## [REQUIRED WORK]
Each line in the records below that has the word "chevron" should be copied.

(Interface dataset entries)
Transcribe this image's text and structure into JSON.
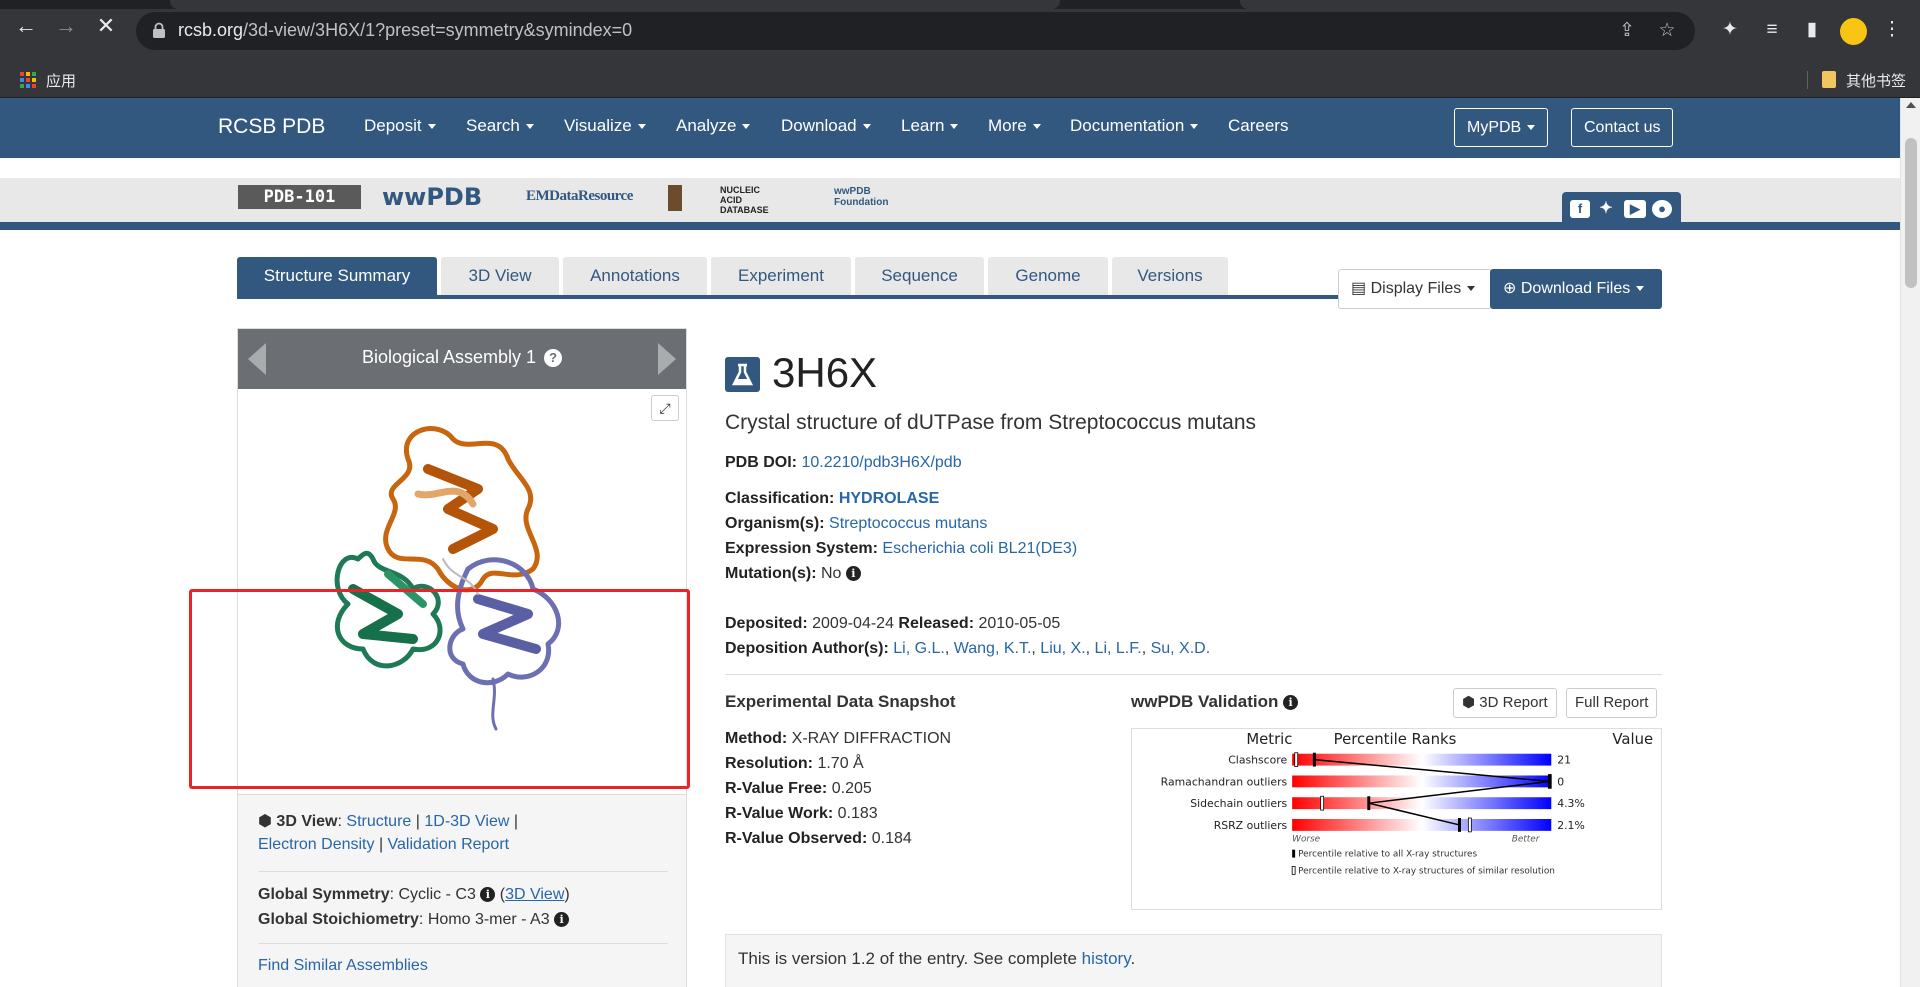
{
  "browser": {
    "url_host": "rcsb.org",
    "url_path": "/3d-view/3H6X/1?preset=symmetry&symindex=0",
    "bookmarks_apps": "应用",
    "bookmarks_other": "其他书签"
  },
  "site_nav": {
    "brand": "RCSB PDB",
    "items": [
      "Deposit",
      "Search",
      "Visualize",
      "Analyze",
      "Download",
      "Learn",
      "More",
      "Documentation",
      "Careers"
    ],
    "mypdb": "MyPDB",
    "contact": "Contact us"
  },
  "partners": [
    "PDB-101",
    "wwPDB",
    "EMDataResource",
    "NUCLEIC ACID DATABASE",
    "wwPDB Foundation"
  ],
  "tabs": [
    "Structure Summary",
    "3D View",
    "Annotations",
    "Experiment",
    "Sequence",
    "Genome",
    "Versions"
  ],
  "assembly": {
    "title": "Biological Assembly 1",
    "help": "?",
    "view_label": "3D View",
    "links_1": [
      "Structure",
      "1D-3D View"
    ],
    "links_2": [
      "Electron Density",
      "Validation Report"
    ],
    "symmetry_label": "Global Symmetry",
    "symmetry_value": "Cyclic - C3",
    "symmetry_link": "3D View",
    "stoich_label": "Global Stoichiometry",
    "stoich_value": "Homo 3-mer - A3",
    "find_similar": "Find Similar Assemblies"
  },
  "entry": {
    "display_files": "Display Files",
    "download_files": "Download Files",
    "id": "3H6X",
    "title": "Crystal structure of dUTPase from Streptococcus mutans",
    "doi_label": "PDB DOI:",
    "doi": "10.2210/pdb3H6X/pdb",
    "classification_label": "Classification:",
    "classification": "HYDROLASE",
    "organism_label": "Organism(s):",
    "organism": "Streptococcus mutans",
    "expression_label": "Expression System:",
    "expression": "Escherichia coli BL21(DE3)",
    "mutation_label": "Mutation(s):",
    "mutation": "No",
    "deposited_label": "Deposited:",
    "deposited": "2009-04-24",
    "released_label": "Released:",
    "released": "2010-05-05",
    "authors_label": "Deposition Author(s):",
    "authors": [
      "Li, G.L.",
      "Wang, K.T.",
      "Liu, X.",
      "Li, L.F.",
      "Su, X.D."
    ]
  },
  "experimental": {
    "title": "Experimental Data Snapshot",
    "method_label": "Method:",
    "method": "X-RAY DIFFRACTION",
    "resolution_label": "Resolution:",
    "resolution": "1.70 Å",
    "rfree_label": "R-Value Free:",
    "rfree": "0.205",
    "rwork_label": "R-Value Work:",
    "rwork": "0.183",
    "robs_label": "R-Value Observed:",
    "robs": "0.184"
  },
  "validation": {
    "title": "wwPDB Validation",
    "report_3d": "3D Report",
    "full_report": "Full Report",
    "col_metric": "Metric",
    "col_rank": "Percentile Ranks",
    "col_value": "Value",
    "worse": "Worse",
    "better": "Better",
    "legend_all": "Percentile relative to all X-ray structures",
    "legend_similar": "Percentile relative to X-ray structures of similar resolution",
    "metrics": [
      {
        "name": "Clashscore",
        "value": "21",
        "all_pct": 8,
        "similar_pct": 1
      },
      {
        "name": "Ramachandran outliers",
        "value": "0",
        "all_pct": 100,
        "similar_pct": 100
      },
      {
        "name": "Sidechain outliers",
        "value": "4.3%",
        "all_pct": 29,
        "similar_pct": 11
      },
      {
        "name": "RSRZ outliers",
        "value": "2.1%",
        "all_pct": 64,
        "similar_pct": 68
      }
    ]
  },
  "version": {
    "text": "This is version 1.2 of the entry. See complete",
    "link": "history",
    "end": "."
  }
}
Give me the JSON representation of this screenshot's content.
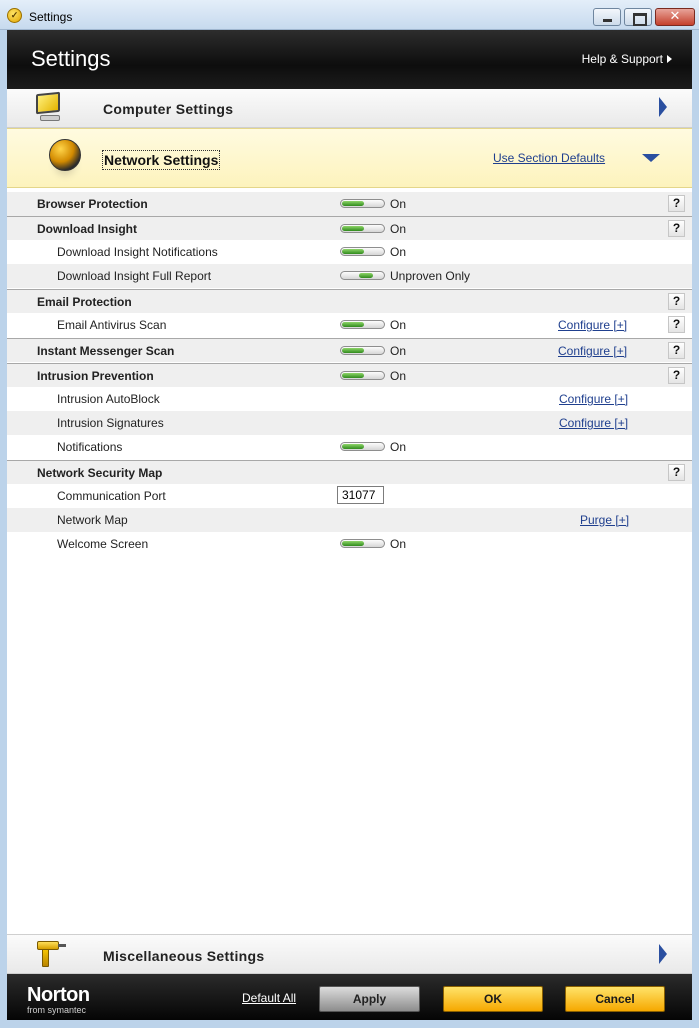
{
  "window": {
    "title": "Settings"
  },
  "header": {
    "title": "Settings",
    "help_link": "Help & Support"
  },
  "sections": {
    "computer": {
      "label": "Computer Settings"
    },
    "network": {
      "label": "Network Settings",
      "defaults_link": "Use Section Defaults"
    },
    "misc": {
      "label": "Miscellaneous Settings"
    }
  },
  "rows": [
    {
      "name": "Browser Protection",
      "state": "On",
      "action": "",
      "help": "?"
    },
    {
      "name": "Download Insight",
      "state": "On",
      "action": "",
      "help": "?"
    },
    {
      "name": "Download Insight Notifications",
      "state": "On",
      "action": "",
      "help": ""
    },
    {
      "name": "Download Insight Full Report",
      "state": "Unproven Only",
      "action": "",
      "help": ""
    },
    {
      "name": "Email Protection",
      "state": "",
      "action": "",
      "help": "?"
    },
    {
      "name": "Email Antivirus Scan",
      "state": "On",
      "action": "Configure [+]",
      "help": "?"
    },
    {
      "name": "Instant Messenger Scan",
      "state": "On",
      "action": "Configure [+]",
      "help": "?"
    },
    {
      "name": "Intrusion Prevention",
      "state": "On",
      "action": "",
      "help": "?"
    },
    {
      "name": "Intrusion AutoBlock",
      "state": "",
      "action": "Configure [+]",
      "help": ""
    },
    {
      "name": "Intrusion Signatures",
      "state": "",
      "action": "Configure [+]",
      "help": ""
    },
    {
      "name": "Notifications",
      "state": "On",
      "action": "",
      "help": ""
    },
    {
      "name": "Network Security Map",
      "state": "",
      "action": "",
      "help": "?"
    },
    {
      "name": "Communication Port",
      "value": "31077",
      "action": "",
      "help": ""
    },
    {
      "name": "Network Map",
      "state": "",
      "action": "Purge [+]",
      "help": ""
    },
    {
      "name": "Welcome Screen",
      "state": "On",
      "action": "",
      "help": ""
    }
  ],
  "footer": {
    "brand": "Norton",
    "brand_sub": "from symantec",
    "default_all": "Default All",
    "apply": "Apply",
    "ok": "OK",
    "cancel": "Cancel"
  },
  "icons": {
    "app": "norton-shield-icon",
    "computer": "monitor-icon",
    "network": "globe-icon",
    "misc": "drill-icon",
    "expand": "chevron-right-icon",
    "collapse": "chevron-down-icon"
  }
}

## [RESULT OF THE TASK]
    "expand": "chevron-right-icon",
    "collapse": "chevron-down-icon"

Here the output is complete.